**Aim:**
Copy all the entries word for word, but omit the pictures.

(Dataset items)
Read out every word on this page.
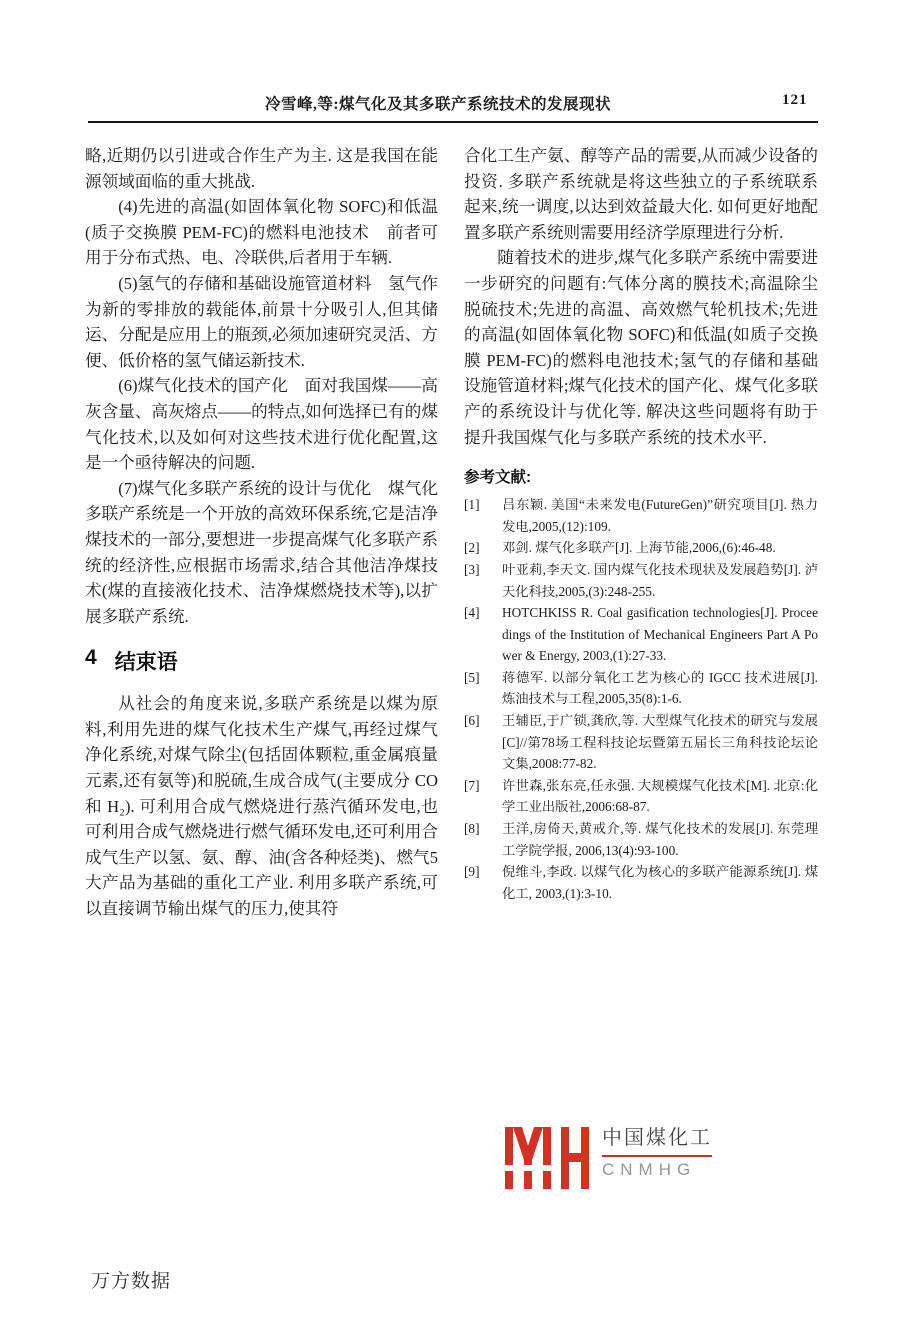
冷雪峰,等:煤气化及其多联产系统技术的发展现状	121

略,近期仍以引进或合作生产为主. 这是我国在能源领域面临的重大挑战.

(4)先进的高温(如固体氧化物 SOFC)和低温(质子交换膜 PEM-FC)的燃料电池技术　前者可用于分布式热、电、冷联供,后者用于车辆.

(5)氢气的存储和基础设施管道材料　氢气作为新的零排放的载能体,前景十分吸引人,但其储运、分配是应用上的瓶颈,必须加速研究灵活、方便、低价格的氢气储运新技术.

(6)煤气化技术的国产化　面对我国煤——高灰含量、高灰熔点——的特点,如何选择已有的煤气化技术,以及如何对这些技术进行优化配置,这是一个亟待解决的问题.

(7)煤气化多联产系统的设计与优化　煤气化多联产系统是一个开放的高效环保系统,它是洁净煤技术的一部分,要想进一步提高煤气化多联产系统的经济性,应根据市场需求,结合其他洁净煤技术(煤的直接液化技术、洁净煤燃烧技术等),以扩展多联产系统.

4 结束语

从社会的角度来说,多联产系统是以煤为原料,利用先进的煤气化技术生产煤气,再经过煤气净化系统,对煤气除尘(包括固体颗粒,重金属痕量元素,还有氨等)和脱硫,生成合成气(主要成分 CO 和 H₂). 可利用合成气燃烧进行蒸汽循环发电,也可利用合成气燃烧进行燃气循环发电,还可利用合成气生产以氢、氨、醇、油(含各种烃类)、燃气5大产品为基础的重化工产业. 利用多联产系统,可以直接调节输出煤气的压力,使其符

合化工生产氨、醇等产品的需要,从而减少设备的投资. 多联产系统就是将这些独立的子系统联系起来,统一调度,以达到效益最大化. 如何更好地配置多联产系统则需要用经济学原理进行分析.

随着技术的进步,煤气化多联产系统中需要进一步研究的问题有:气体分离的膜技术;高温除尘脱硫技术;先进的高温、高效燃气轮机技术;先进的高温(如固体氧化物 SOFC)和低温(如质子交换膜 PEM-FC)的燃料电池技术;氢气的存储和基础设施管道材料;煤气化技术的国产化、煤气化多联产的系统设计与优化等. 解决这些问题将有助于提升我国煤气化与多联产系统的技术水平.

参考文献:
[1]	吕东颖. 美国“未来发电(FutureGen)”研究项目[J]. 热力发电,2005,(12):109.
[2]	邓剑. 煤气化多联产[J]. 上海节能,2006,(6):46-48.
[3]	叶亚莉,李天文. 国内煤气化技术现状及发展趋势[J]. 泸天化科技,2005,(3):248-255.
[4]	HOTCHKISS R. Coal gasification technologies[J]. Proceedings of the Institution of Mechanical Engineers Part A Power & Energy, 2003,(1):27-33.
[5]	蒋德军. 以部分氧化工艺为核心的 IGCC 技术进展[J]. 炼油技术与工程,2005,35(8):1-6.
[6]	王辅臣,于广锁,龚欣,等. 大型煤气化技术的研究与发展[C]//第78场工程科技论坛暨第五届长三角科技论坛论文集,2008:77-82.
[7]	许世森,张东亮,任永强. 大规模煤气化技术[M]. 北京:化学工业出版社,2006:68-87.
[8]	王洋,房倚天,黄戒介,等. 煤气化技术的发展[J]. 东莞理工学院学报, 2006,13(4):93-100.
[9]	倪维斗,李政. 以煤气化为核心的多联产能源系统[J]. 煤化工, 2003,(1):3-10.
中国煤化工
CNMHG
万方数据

**Reply to the exercise:**
Read out every word on this page.
冷雪峰,等:煤气化及其多联产系统技术的发展现状	121

略,近期仍以引进或合作生产为主. 这是我国在能源领域面临的重大挑战.

(4)先进的高温(如固体氧化物 SOFC)和低温(质子交换膜 PEM-FC)的燃料电池技术　前者可用于分布式热、电、冷联供,后者用于车辆.

(5)氢气的存储和基础设施管道材料　氢气作为新的零排放的载能体,前景十分吸引人,但其储运、分配是应用上的瓶颈,必须加速研究灵活、方便、低价格的氢气储运新技术.

(6)煤气化技术的国产化　面对我国煤——高灰含量、高灰熔点——的特点,如何选择已有的煤气化技术,以及如何对这些技术进行优化配置,这是一个亟待解决的问题.

(7)煤气化多联产系统的设计与优化　煤气化多联产系统是一个开放的高效环保系统,它是洁净煤技术的一部分,要想进一步提高煤气化多联产系统的经济性,应根据市场需求,结合其他洁净煤技术(煤的直接液化技术、洁净煤燃烧技术等),以扩展多联产系统.

4 结束语

从社会的角度来说,多联产系统是以煤为原料,利用先进的煤气化技术生产煤气,再经过煤气净化系统,对煤气除尘(包括固体颗粒,重金属痕量元素,还有氨等)和脱硫,生成合成气(主要成分 CO 和 H₂). 可利用合成气燃烧进行蒸汽循环发电,也可利用合成气燃烧进行燃气循环发电,还可利用合成气生产以氢、氨、醇、油(含各种烃类)、燃气5大产品为基础的重化工产业. 利用多联产系统,可以直接调节输出煤气的压力,使其符

合化工生产氨、醇等产品的需要,从而减少设备的投资. 多联产系统就是将这些独立的子系统联系起来,统一调度,以达到效益最大化. 如何更好地配置多联产系统则需要用经济学原理进行分析.

随着技术的进步,煤气化多联产系统中需要进一步研究的问题有:气体分离的膜技术;高温除尘脱硫技术;先进的高温、高效燃气轮机技术;先进的高温(如固体氧化物 SOFC)和低温(如质子交换膜 PEM-FC)的燃料电池技术;氢气的存储和基础设施管道材料;煤气化技术的国产化、煤气化多联产的系统设计与优化等. 解决这些问题将有助于提升我国煤气化与多联产系统的技术水平.

参考文献:
[1]	吕东颖. 美国“未来发电(FutureGen)”研究项目[J]. 热力发电,2005,(12):109.
[2]	邓剑. 煤气化多联产[J]. 上海节能,2006,(6):46-48.
[3]	叶亚莉,李天文. 国内煤气化技术现状及发展趋势[J]. 泸天化科技,2005,(3):248-255.
[4]	HOTCHKISS R. Coal gasification technologies[J]. Proceedings of the Institution of Mechanical Engineers Part A Power & Energy, 2003,(1):27-33.
[5]	蒋德军. 以部分氧化工艺为核心的 IGCC 技术进展[J]. 炼油技术与工程,2005,35(8):1-6.
[6]	王辅臣,于广锁,龚欣,等. 大型煤气化技术的研究与发展[C]//第78场工程科技论坛暨第五届长三角科技论坛论文集,2008:77-82.
[7]	许世森,张东亮,任永强. 大规模煤气化技术[M]. 北京:化学工业出版社,2006:68-87.
[8]	王洋,房倚天,黄戒介,等. 煤气化技术的发展[J]. 东莞理工学院学报, 2006,13(4):93-100.
[9]	倪维斗,李政. 以煤气化为核心的多联产能源系统[J]. 煤化工, 2003,(1):3-10.
中国煤化工
CNMHG
万方数据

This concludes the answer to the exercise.